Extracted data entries

######

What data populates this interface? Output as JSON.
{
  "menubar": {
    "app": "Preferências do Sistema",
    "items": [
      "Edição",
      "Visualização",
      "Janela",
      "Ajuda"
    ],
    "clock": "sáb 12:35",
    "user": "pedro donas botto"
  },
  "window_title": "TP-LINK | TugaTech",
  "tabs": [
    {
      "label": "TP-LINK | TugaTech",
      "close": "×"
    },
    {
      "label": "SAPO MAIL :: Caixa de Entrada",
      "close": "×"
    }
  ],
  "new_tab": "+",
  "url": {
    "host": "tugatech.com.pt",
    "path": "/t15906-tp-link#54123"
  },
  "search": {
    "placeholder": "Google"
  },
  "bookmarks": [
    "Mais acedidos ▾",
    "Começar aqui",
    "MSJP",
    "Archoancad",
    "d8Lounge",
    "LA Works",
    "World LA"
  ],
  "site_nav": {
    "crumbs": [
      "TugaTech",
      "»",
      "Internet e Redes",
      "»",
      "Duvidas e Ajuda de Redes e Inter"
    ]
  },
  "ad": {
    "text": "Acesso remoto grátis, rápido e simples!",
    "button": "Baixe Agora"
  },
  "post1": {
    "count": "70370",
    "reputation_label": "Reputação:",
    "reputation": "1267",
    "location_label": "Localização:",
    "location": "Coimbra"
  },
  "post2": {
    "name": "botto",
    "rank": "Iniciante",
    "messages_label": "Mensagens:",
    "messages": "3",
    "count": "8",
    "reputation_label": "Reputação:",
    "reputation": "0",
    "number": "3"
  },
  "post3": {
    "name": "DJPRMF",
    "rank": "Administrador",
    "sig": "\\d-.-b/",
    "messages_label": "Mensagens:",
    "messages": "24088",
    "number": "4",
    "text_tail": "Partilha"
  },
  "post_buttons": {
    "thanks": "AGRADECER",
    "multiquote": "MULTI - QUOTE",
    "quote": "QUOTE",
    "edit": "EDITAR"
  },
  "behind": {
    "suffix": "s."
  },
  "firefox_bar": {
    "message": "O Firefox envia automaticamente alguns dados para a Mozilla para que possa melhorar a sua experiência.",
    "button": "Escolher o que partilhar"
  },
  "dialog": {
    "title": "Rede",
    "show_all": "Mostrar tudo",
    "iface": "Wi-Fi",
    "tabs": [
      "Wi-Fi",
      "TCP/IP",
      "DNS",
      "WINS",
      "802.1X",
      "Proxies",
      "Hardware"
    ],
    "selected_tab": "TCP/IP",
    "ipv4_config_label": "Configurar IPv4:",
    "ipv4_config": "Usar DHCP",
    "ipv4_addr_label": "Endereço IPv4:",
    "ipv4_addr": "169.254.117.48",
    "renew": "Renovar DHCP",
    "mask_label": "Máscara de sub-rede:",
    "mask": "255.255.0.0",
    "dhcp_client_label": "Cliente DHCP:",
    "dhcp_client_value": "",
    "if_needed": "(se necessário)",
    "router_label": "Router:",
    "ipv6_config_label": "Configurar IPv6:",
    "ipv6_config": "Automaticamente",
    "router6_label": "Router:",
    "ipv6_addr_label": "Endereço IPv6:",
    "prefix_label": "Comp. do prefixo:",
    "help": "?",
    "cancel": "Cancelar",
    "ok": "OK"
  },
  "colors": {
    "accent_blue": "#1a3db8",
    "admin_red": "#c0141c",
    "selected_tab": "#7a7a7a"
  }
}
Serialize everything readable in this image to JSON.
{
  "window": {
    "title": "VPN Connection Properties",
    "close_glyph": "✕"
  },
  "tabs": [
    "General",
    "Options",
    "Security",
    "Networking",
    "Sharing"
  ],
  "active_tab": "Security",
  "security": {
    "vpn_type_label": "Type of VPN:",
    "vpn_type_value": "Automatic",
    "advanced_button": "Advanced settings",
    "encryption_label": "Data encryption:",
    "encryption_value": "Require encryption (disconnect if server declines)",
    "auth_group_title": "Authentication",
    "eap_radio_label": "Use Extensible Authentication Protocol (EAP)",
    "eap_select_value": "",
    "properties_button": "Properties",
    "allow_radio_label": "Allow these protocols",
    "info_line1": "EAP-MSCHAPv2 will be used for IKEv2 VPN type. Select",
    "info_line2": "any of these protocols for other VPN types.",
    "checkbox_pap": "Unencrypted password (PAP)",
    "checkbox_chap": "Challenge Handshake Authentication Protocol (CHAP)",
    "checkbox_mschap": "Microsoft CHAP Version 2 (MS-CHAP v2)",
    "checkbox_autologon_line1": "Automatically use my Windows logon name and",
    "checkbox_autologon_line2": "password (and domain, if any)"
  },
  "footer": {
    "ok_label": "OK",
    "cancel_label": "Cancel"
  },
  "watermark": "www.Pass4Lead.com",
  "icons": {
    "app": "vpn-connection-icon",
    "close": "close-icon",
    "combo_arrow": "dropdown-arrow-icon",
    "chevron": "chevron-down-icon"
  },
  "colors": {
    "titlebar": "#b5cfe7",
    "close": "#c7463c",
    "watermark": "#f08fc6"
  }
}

######

Your task is to return the full listing exactly as it was given.

== Complete response ==
What data populates this interface? Output as JSON.
{
  "menubar": {
    "app": "Preferências do Sistema",
    "items": [
      "Edição",
      "Visualização",
      "Janela",
      "Ajuda"
    ],
    "clock": "sáb 12:35",
    "user": "pedro donas botto"
  },
  "window_title": "TP-LINK | TugaTech",
  "tabs": [
    {
      "label": "TP-LINK | TugaTech",
      "close": "×"
    },
    {
      "label": "SAPO MAIL :: Caixa de Entrada",
      "close": "×"
    }
  ],
  "new_tab": "+",
  "url": {
    "host": "tugatech.com.pt",
    "path": "/t15906-tp-link#54123"
  },
  "search": {
    "placeholder": "Google"
  },
  "bookmarks": [
    "Mais acedidos ▾",
    "Começar aqui",
    "MSJP",
    "Archoancad",
    "d8Lounge",
    "LA Works",
    "World LA"
  ],
  "site_nav": {
    "crumbs": [
      "TugaTech",
      "»",
      "Internet e Redes",
      "»",
      "Duvidas e Ajuda de Redes e Inter"
    ]
  },
  "ad": {
    "text": "Acesso remoto grátis, rápido e simples!",
    "button": "Baixe Agora"
  },
  "post1": {
    "count": "70370",
    "reputation_label": "Reputação:",
    "reputation": "1267",
    "location_label": "Localização:",
    "location": "Coimbra"
  },
  "post2": {
    "name": "botto",
    "rank": "Iniciante",
    "messages_label": "Mensagens:",
    "messages": "3",
    "count": "8",
    "reputation_label": "Reputação:",
    "reputation": "0",
    "number": "3"
  },
  "post3": {
    "name": "DJPRMF",
    "rank": "Administrador",
    "sig": "\\d-.-b/",
    "messages_label": "Mensagens:",
    "messages": "24088",
    "number": "4",
    "text_tail": "Partilha"
  },
  "post_buttons": {
    "thanks": "AGRADECER",
    "multiquote": "MULTI - QUOTE",
    "quote": "QUOTE",
    "edit": "EDITAR"
  },
  "behind": {
    "suffix": "s."
  },
  "firefox_bar": {
    "message": "O Firefox envia automaticamente alguns dados para a Mozilla para que possa melhorar a sua experiência.",
    "button": "Escolher o que partilhar"
  },
  "dialog": {
    "title": "Rede",
    "show_all": "Mostrar tudo",
    "iface": "Wi-Fi",
    "tabs": [
      "Wi-Fi",
      "TCP/IP",
      "DNS",
      "WINS",
      "802.1X",
      "Proxies",
      "Hardware"
    ],
    "selected_tab": "TCP/IP",
    "ipv4_config_label": "Configurar IPv4:",
    "ipv4_config": "Usar DHCP",
    "ipv4_addr_label": "Endereço IPv4:",
    "ipv4_addr": "169.254.117.48",
    "renew": "Renovar DHCP",
    "mask_label": "Máscara de sub-rede:",
    "mask": "255.255.0.0",
    "dhcp_client_label": "Cliente DHCP:",
    "dhcp_client_value": "",
    "if_needed": "(se necessário)",
    "router_label": "Router:",
    "ipv6_config_label": "Configurar IPv6:",
    "ipv6_config": "Automaticamente",
    "router6_label": "Router:",
    "ipv6_addr_label": "Endereço IPv6:",
    "prefix_label": "Comp. do prefixo:",
    "help": "?",
    "cancel": "Cancelar",
    "ok": "OK"
  },
  "colors": {
    "accent_blue": "#1a3db8",
    "admin_red": "#c0141c",
    "selected_tab": "#7a7a7a"
  }
}
Serialize everything readable in this image to JSON.
{
  "window": {
    "title": "VPN Connection Properties",
    "close_glyph": "✕"
  },
  "tabs": [
    "General",
    "Options",
    "Security",
    "Networking",
    "Sharing"
  ],
  "active_tab": "Security",
  "security": {
    "vpn_type_label": "Type of VPN:",
    "vpn_type_value": "Automatic",
    "advanced_button": "Advanced settings",
    "encryption_label": "Data encryption:",
    "encryption_value": "Require encryption (disconnect if server declines)",
    "auth_group_title": "Authentication",
    "eap_radio_label": "Use Extensible Authentication Protocol (EAP)",
    "eap_select_value": "",
    "properties_button": "Properties",
    "allow_radio_label": "Allow these protocols",
    "info_line1": "EAP-MSCHAPv2 will be used for IKEv2 VPN type. Select",
    "info_line2": "any of these protocols for other VPN types.",
    "checkbox_pap": "Unencrypted password (PAP)",
    "checkbox_chap": "Challenge Handshake Authentication Protocol (CHAP)",
    "checkbox_mschap": "Microsoft CHAP Version 2 (MS-CHAP v2)",
    "checkbox_autologon_line1": "Automatically use my Windows logon name and",
    "checkbox_autologon_line2": "password (and domain, if any)"
  },
  "footer": {
    "ok_label": "OK",
    "cancel_label": "Cancel"
  },
  "watermark": "www.Pass4Lead.com",
  "icons": {
    "app": "vpn-connection-icon",
    "close": "close-icon",
    "combo_arrow": "dropdown-arrow-icon",
    "chevron": "chevron-down-icon"
  },
  "colors": {
    "titlebar": "#b5cfe7",
    "close": "#c7463c",
    "watermark": "#f08fc6"
  }
}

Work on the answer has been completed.